◆ Exercise objective
Identify and reproduce every line holding the string "Calculate".

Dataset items
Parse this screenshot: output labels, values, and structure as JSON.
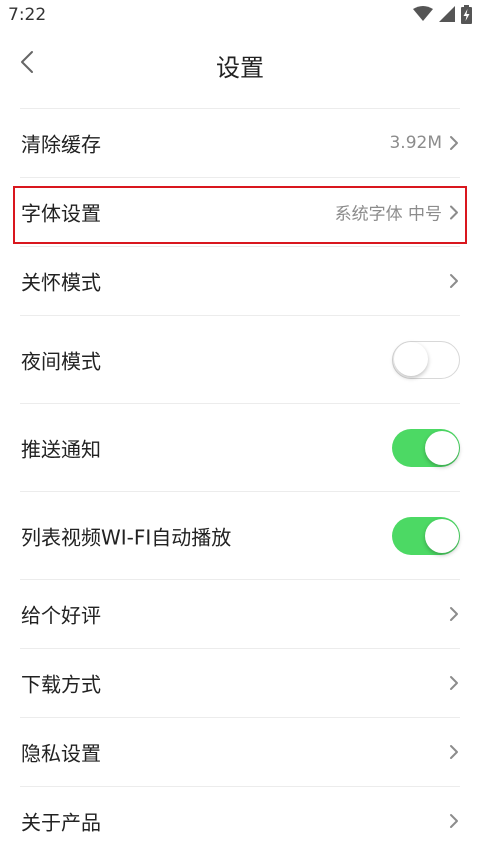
{
  "status_bar": {
    "time": "7:22",
    "icons": [
      "wifi-icon",
      "cell-signal-icon",
      "battery-charging-icon"
    ]
  },
  "header": {
    "back_icon": "chevron-left-icon",
    "title": "设置"
  },
  "settings": {
    "clear_cache": {
      "label": "清除缓存",
      "value": "3.92M"
    },
    "font_settings": {
      "label": "字体设置",
      "value": "系统字体 中号"
    },
    "care_mode": {
      "label": "关怀模式"
    },
    "night_mode": {
      "label": "夜间模式",
      "enabled": false
    },
    "push_notify": {
      "label": "推送通知",
      "enabled": true
    },
    "wifi_autoplay": {
      "label": "列表视频WI-FI自动播放",
      "enabled": true
    },
    "rate_us": {
      "label": "给个好评"
    },
    "download_method": {
      "label": "下载方式"
    },
    "privacy_settings": {
      "label": "隐私设置"
    },
    "about_product": {
      "label": "关于产品"
    }
  },
  "colors": {
    "toggle_on": "#4cd964",
    "highlight_border": "#d9171e",
    "secondary_text": "#8c8c8c"
  }
}
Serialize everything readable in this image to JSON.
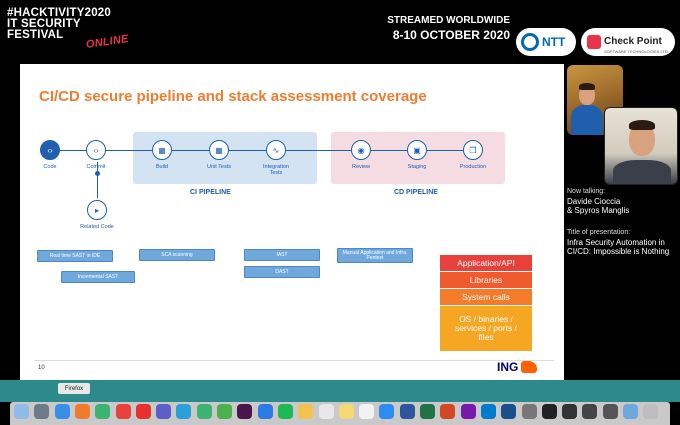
{
  "banner": {
    "event_line1": "#HACKTIVITY2020",
    "event_line2": "IT SECURITY",
    "event_line3": "FESTIVAL",
    "event_online": "ONLINE",
    "streamed": "STREAMED WORLDWIDE",
    "dates": "8-10 OCTOBER 2020",
    "sponsor1": "NTT",
    "sponsor2": "Check Point",
    "sponsor2_sub": "SOFTWARE TECHNOLOGIES LTD"
  },
  "slide": {
    "title": "CI/CD secure pipeline and stack assessment coverage",
    "nodes": [
      {
        "label": "Code",
        "icon": "code-icon"
      },
      {
        "label": "Commit",
        "icon": "commit-icon"
      },
      {
        "label": "Build",
        "icon": "build-icon"
      },
      {
        "label": "Unit Tests",
        "icon": "unit-tests-icon"
      },
      {
        "label": "Integration Tests",
        "icon": "integration-tests-icon"
      },
      {
        "label": "Review",
        "icon": "eye-icon"
      },
      {
        "label": "Staging",
        "icon": "staging-icon"
      },
      {
        "label": "Production",
        "icon": "production-icon"
      }
    ],
    "related": "Related Code",
    "ci_label": "CI PIPELINE",
    "cd_label": "CD PIPELINE",
    "tools": {
      "sast_ide": "Real time SAST in IDE",
      "sast_inc": "Incremental SAST",
      "sca": "SCA scanning",
      "iast": "IAST",
      "dast": "DAST",
      "manual": "Manual Application and Infra. Pentest"
    },
    "stack": [
      {
        "label": "Application/API",
        "color": "#e8413c"
      },
      {
        "label": "Libraries",
        "color": "#ef5a2e"
      },
      {
        "label": "System calls",
        "color": "#f47b2a"
      },
      {
        "label": "OS / binaries / services / ports / files",
        "color": "#f5a623"
      }
    ],
    "page": "10",
    "logo": "ING"
  },
  "panel": {
    "now": "Now talking:",
    "speaker1": "Davide Cioccia",
    "speaker2": "& Spyros Manglis",
    "title_label": "Title of presentation:",
    "presentation": "Infra Security Automation in CI/CD: Impossible is Nothing"
  },
  "dock": {
    "tooltip": "Firefox",
    "apps": [
      "finder-icon",
      "rocket-icon",
      "safari-icon",
      "firefox-icon",
      "chrome-icon",
      "opera-icon",
      "youtube-icon",
      "teams-icon",
      "skype-icon",
      "facetime-icon",
      "messages-icon",
      "slack-icon",
      "vpn-icon",
      "spotify-icon",
      "photos-icon",
      "calendar-icon",
      "notes-icon",
      "reminders-icon",
      "app-store-icon",
      "word-icon",
      "excel-icon",
      "powerpoint-icon",
      "onenote-icon",
      "vscode-icon",
      "virtualbox-icon",
      "utility-icon",
      "terminal-icon",
      "activity-icon",
      "console-icon",
      "scripts-icon",
      "folder-icon",
      "trash-icon"
    ]
  }
}
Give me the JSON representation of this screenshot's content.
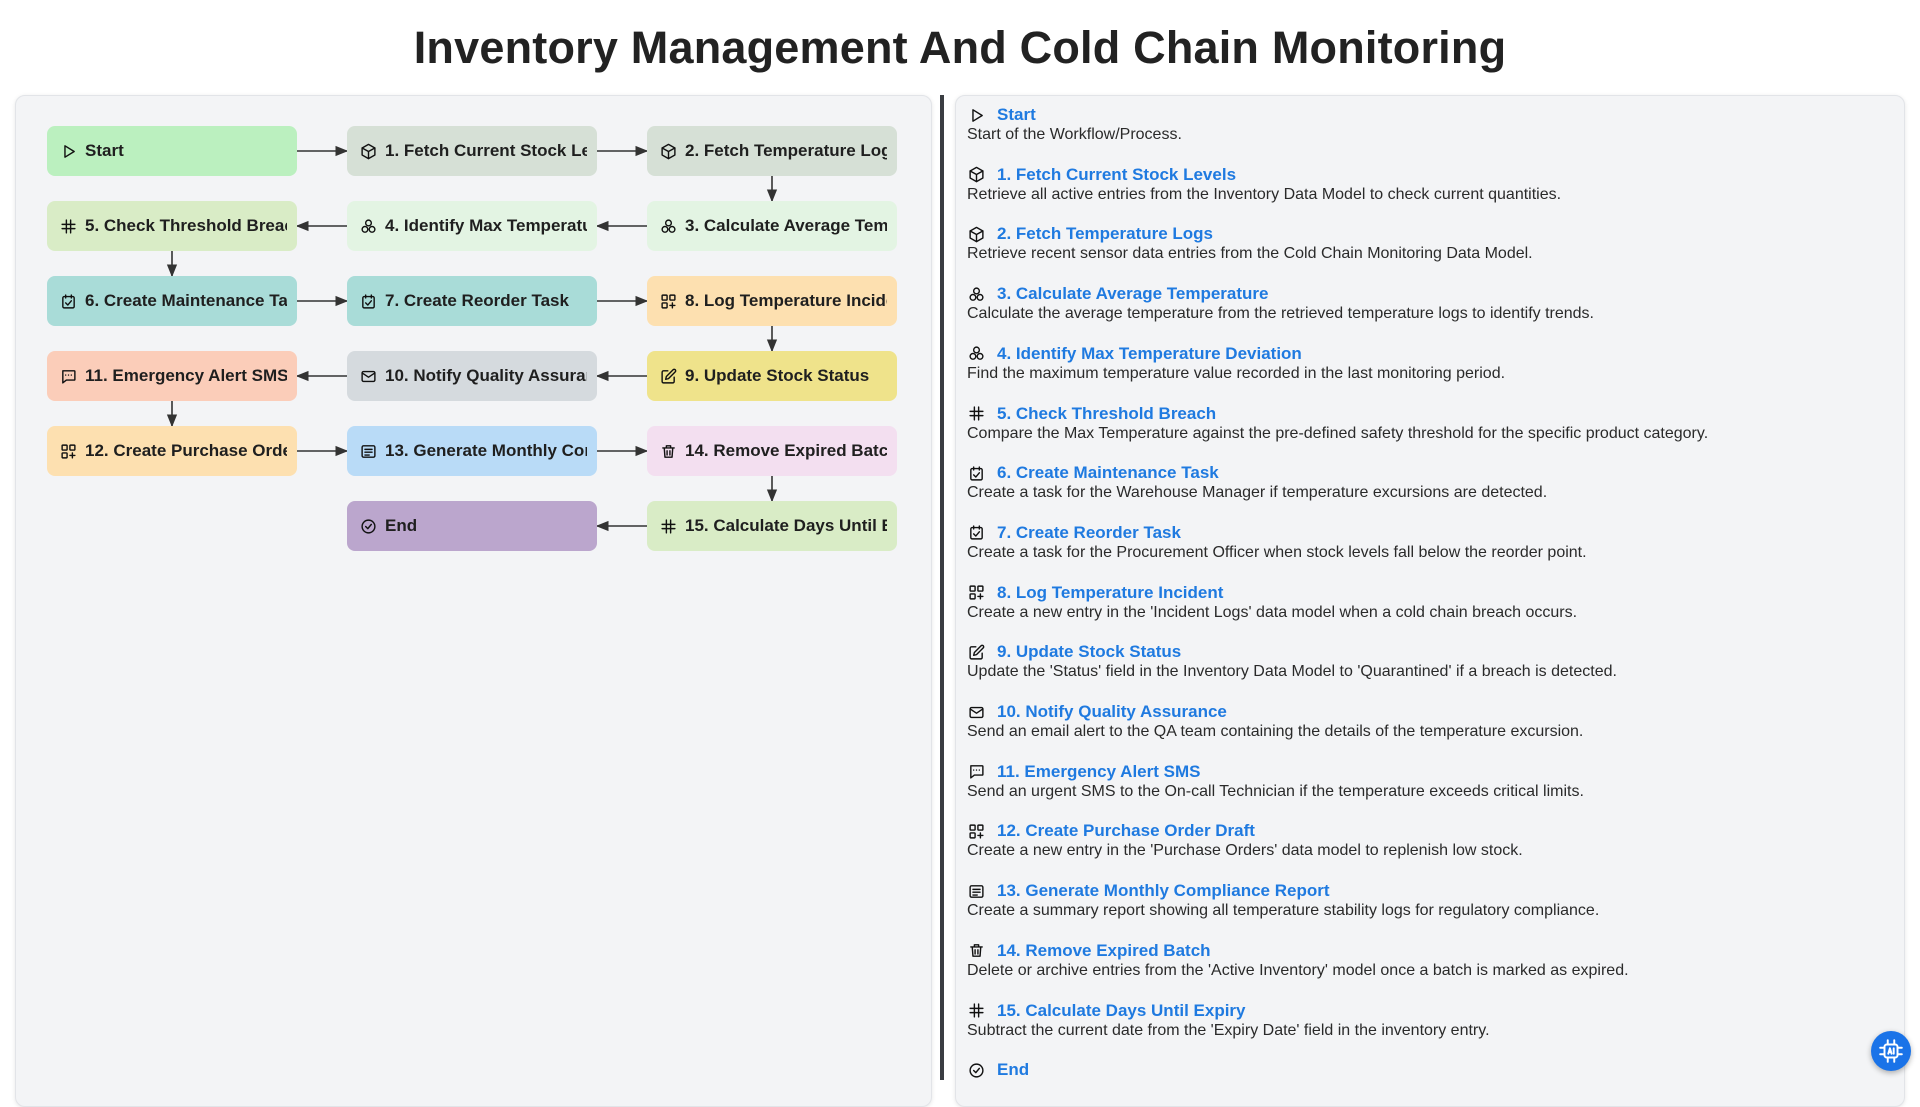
{
  "page": {
    "title": "Inventory Management And Cold Chain Monitoring"
  },
  "colors": {
    "green": "#bbf0bf",
    "sage": "#d6e0d6",
    "mint": "#e3f4e3",
    "lime": "#d9ecc6",
    "teal": "#a9dcd8",
    "peach": "#fde0b0",
    "yellow": "#efe38b",
    "gray": "#d5dade",
    "salmon": "#fbcdb9",
    "blue": "#b9dbf7",
    "pink": "#f3dff0",
    "purple": "#bba6cd",
    "link": "#1f7ae0",
    "fab": "#1a73e8"
  },
  "flow": {
    "nodes": [
      {
        "id": "start",
        "label": "Start",
        "icon": "play-icon",
        "color": "green"
      },
      {
        "id": "s1",
        "label": "1. Fetch Current Stock Levels",
        "icon": "cube-icon",
        "color": "sage"
      },
      {
        "id": "s2",
        "label": "2. Fetch Temperature Logs",
        "icon": "cube-icon",
        "color": "sage"
      },
      {
        "id": "s3",
        "label": "3. Calculate Average Temperature",
        "icon": "function-icon",
        "color": "mint"
      },
      {
        "id": "s4",
        "label": "4. Identify Max Temperature Deviation",
        "icon": "function-icon",
        "color": "mint"
      },
      {
        "id": "s5",
        "label": "5. Check Threshold Breach",
        "icon": "hash-icon",
        "color": "lime"
      },
      {
        "id": "s6",
        "label": "6. Create Maintenance Task",
        "icon": "task-icon",
        "color": "teal"
      },
      {
        "id": "s7",
        "label": "7. Create Reorder Task",
        "icon": "task-icon",
        "color": "teal"
      },
      {
        "id": "s8",
        "label": "8. Log Temperature Incident",
        "icon": "grid-plus-icon",
        "color": "peach"
      },
      {
        "id": "s9",
        "label": "9. Update Stock Status",
        "icon": "edit-icon",
        "color": "yellow"
      },
      {
        "id": "s10",
        "label": "10. Notify Quality Assurance",
        "icon": "mail-icon",
        "color": "gray"
      },
      {
        "id": "s11",
        "label": "11. Emergency Alert SMS",
        "icon": "sms-icon",
        "color": "salmon"
      },
      {
        "id": "s12",
        "label": "12. Create Purchase Order Draft",
        "icon": "grid-plus-icon",
        "color": "peach"
      },
      {
        "id": "s13",
        "label": "13. Generate Monthly Compliance Report",
        "icon": "report-icon",
        "color": "blue"
      },
      {
        "id": "s14",
        "label": "14. Remove Expired Batch",
        "icon": "trash-icon",
        "color": "pink"
      },
      {
        "id": "s15",
        "label": "15. Calculate Days Until Expiry",
        "icon": "hash-icon",
        "color": "lime"
      },
      {
        "id": "end",
        "label": "End",
        "icon": "check-circle-icon",
        "color": "purple"
      }
    ],
    "edges": [
      [
        "start",
        "s1"
      ],
      [
        "s1",
        "s2"
      ],
      [
        "s2",
        "s3"
      ],
      [
        "s3",
        "s4"
      ],
      [
        "s4",
        "s5"
      ],
      [
        "s5",
        "s6"
      ],
      [
        "s6",
        "s7"
      ],
      [
        "s7",
        "s8"
      ],
      [
        "s8",
        "s9"
      ],
      [
        "s9",
        "s10"
      ],
      [
        "s10",
        "s11"
      ],
      [
        "s11",
        "s12"
      ],
      [
        "s12",
        "s13"
      ],
      [
        "s13",
        "s14"
      ],
      [
        "s14",
        "s15"
      ],
      [
        "s15",
        "end"
      ]
    ]
  },
  "details": [
    {
      "title": "Start",
      "icon": "play-icon",
      "desc": "Start of the Workflow/Process."
    },
    {
      "title": "1. Fetch Current Stock Levels",
      "icon": "cube-icon",
      "desc": "Retrieve all active entries from the Inventory Data Model to check current quantities."
    },
    {
      "title": "2. Fetch Temperature Logs",
      "icon": "cube-icon",
      "desc": "Retrieve recent sensor data entries from the Cold Chain Monitoring Data Model."
    },
    {
      "title": "3. Calculate Average Temperature",
      "icon": "function-icon",
      "desc": "Calculate the average temperature from the retrieved temperature logs to identify trends."
    },
    {
      "title": "4. Identify Max Temperature Deviation",
      "icon": "function-icon",
      "desc": "Find the maximum temperature value recorded in the last monitoring period."
    },
    {
      "title": "5. Check Threshold Breach",
      "icon": "hash-icon",
      "desc": "Compare the Max Temperature against the pre-defined safety threshold for the specific product category."
    },
    {
      "title": "6. Create Maintenance Task",
      "icon": "task-icon",
      "desc": "Create a task for the Warehouse Manager if temperature excursions are detected."
    },
    {
      "title": "7. Create Reorder Task",
      "icon": "task-icon",
      "desc": "Create a task for the Procurement Officer when stock levels fall below the reorder point."
    },
    {
      "title": "8. Log Temperature Incident",
      "icon": "grid-plus-icon",
      "desc": "Create a new entry in the 'Incident Logs' data model when a cold chain breach occurs."
    },
    {
      "title": "9. Update Stock Status",
      "icon": "edit-icon",
      "desc": "Update the 'Status' field in the Inventory Data Model to 'Quarantined' if a breach is detected."
    },
    {
      "title": "10. Notify Quality Assurance",
      "icon": "mail-icon",
      "desc": "Send an email alert to the QA team containing the details of the temperature excursion."
    },
    {
      "title": "11. Emergency Alert SMS",
      "icon": "sms-icon",
      "desc": "Send an urgent SMS to the On-call Technician if the temperature exceeds critical limits."
    },
    {
      "title": "12. Create Purchase Order Draft",
      "icon": "grid-plus-icon",
      "desc": "Create a new entry in the 'Purchase Orders' data model to replenish low stock."
    },
    {
      "title": "13. Generate Monthly Compliance Report",
      "icon": "report-icon",
      "desc": "Create a summary report showing all temperature stability logs for regulatory compliance."
    },
    {
      "title": "14. Remove Expired Batch",
      "icon": "trash-icon",
      "desc": "Delete or archive entries from the 'Active Inventory' model once a batch is marked as expired."
    },
    {
      "title": "15. Calculate Days Until Expiry",
      "icon": "hash-icon",
      "desc": "Subtract the current date from the 'Expiry Date' field in the inventory entry."
    },
    {
      "title": "End",
      "icon": "check-circle-icon",
      "desc": ""
    }
  ],
  "help_button": {
    "icon": "ai-chip-icon"
  }
}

◆ Solution to this problem
        "label": "3. Calculate Average Temperature",
        "label": "15. Calculate Days Until Expiry",
      "title": "3. Calculate Average Temperature",
      "desc": "Calculate the average temperature from the retrieved temperature logs to identify trends."
      "title": "15. Calculate Days Until Expiry",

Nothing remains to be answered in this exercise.